Figure dataset records:

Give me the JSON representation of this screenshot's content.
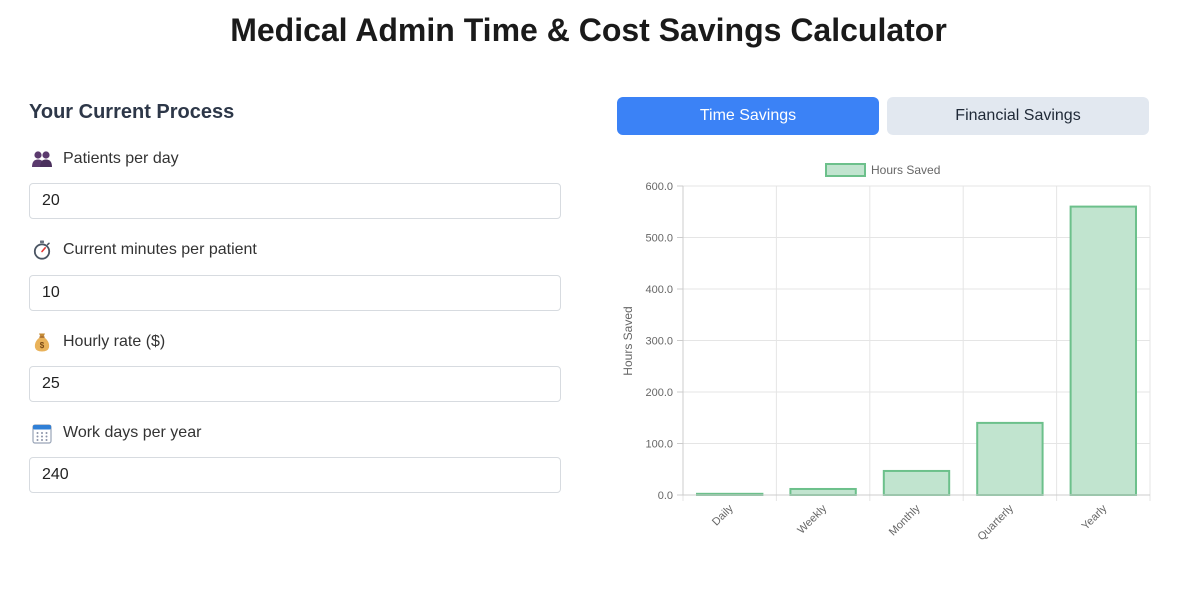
{
  "page": {
    "title": "Medical Admin Time & Cost Savings Calculator"
  },
  "form": {
    "section_title": "Your Current Process",
    "fields": [
      {
        "label": "Patients per day",
        "value": "20",
        "icon": "people-icon"
      },
      {
        "label": "Current minutes per patient",
        "value": "10",
        "icon": "stopwatch-icon"
      },
      {
        "label": "Hourly rate ($)",
        "value": "25",
        "icon": "money-bag-icon"
      },
      {
        "label": "Work days per year",
        "value": "240",
        "icon": "calendar-icon"
      }
    ]
  },
  "tabs": [
    {
      "label": "Time Savings",
      "active": true
    },
    {
      "label": "Financial Savings",
      "active": false
    }
  ],
  "colors": {
    "accent": "#3b82f6",
    "bar_fill": "#c1e4cf",
    "bar_stroke": "#6cc08b"
  },
  "chart_data": {
    "type": "bar",
    "categories": [
      "Daily",
      "Weekly",
      "Monthly",
      "Quarterly",
      "Yearly"
    ],
    "series": [
      {
        "name": "Hours Saved",
        "values": [
          2.3,
          11.7,
          46.7,
          140,
          560
        ]
      }
    ],
    "ylabel": "Hours Saved",
    "xlabel": "",
    "ylim": [
      0,
      600
    ],
    "yticks": [
      "0.0",
      "100.0",
      "200.0",
      "300.0",
      "400.0",
      "500.0",
      "600.0"
    ],
    "grid": true,
    "legend": "top"
  }
}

What you will do:
Please give the data above again in exact form and omit every picture.

Answer section:
Give me the JSON representation of this screenshot's content.
{
  "page": {
    "title": "Medical Admin Time & Cost Savings Calculator"
  },
  "form": {
    "section_title": "Your Current Process",
    "fields": [
      {
        "label": "Patients per day",
        "value": "20",
        "icon": "people-icon"
      },
      {
        "label": "Current minutes per patient",
        "value": "10",
        "icon": "stopwatch-icon"
      },
      {
        "label": "Hourly rate ($)",
        "value": "25",
        "icon": "money-bag-icon"
      },
      {
        "label": "Work days per year",
        "value": "240",
        "icon": "calendar-icon"
      }
    ]
  },
  "tabs": [
    {
      "label": "Time Savings",
      "active": true
    },
    {
      "label": "Financial Savings",
      "active": false
    }
  ],
  "colors": {
    "accent": "#3b82f6",
    "bar_fill": "#c1e4cf",
    "bar_stroke": "#6cc08b"
  },
  "chart_data": {
    "type": "bar",
    "categories": [
      "Daily",
      "Weekly",
      "Monthly",
      "Quarterly",
      "Yearly"
    ],
    "series": [
      {
        "name": "Hours Saved",
        "values": [
          2.3,
          11.7,
          46.7,
          140,
          560
        ]
      }
    ],
    "ylabel": "Hours Saved",
    "xlabel": "",
    "ylim": [
      0,
      600
    ],
    "yticks": [
      "0.0",
      "100.0",
      "200.0",
      "300.0",
      "400.0",
      "500.0",
      "600.0"
    ],
    "grid": true,
    "legend": "top"
  }
}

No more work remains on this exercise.